→ **Exercise objective**: Nothing but the lines holding the string "Chelmno" should appear in the answer. Copy them from the entries.
*** Provided data Section Begins ***
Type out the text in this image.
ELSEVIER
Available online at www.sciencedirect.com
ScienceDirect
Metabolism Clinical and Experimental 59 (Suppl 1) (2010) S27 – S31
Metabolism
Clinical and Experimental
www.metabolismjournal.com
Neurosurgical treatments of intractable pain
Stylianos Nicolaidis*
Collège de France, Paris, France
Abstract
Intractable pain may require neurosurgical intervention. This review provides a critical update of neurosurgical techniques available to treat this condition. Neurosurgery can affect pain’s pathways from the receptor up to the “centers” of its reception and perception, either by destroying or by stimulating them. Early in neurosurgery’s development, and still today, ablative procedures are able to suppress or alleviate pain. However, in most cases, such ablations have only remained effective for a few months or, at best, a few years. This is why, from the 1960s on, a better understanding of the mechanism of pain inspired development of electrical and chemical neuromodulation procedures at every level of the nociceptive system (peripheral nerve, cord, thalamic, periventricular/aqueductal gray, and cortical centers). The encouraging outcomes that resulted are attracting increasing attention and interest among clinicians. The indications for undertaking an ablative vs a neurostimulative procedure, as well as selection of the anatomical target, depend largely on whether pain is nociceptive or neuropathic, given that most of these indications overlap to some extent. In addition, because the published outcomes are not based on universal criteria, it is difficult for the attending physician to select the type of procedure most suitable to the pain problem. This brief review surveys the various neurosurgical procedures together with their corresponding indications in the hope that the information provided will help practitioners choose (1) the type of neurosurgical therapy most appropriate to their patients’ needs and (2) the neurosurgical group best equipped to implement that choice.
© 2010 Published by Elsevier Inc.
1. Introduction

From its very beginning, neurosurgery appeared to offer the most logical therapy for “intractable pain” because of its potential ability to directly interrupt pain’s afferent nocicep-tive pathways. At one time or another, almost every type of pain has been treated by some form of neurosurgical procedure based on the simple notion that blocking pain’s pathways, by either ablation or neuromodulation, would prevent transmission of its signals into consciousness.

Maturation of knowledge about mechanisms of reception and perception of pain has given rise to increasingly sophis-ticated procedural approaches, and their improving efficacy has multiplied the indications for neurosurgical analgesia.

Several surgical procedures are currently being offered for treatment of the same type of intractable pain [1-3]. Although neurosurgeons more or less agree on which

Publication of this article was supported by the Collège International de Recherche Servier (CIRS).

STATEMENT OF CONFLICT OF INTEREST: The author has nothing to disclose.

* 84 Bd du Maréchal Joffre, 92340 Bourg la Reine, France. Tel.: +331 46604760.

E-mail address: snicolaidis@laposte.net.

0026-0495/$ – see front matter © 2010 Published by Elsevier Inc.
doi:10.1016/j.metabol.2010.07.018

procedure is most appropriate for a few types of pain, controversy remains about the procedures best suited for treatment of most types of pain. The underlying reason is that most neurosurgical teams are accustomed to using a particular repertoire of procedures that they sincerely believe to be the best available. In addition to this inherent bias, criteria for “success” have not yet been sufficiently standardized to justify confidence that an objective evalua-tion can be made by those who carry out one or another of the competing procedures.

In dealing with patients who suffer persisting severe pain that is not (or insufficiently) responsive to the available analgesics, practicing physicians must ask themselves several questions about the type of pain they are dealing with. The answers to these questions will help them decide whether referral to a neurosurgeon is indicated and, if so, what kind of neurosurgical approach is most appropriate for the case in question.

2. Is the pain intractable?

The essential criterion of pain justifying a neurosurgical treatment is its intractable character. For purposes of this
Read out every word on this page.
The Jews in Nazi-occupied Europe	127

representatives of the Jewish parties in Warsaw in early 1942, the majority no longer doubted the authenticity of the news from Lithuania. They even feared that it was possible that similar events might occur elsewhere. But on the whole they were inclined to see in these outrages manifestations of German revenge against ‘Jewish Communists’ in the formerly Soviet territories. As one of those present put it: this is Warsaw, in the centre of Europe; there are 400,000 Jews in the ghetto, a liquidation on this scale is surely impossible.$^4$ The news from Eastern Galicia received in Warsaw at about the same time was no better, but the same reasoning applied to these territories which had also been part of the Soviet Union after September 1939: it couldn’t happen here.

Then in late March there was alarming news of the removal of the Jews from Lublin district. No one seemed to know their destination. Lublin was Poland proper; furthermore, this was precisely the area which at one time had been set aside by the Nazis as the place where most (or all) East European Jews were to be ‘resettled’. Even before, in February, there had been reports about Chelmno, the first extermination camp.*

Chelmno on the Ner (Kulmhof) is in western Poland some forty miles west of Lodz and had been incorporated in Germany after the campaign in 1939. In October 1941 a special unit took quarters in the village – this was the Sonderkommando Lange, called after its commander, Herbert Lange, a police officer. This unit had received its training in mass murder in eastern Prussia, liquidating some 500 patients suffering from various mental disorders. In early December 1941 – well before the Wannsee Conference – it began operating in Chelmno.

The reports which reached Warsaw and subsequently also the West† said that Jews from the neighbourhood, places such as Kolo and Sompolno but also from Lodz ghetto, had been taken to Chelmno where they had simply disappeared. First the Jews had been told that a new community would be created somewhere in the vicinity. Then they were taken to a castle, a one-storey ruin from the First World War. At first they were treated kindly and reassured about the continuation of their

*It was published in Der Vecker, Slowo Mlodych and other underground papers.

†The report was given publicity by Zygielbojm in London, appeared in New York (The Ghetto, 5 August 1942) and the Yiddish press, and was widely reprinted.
*** Provided data Section Ends ***
→ **Response below**:
Then in late March there was alarming news of the removal of the Jews from Lublin district. No one seemed to know their destination. Lublin was Poland proper; furthermore, this was precisely the area which at one time had been set aside by the Nazis as the place where most (or all) East European Jews were to be ‘resettled’. Even before, in February, there had been reports about Chelmno, the first extermination camp.*
Chelmno on the Ner (Kulmhof) is in western Poland some forty miles west of Lodz and had been incorporated in Germany after the campaign in 1939. In October 1941 a special unit took quarters in the village – this was the Sonderkommando Lange, called after its commander, Herbert Lange, a police officer. This unit had received its training in mass murder in eastern Prussia, liquidating some 500 patients suffering from various mental disorders. In early December 1941 – well before the Wannsee Conference – it began operating in Chelmno.
The reports which reached Warsaw and subsequently also the West† said that Jews from the neighbourhood, places such as Kolo and Sompolno but also from Lodz ghetto, had been taken to Chelmno where they had simply disappeared. First the Jews had been told that a new community would be created somewhere in the vicinity. Then they were taken to a castle, a one-storey ruin from the First World War. At first they were treated kindly and reassured about the continuation of their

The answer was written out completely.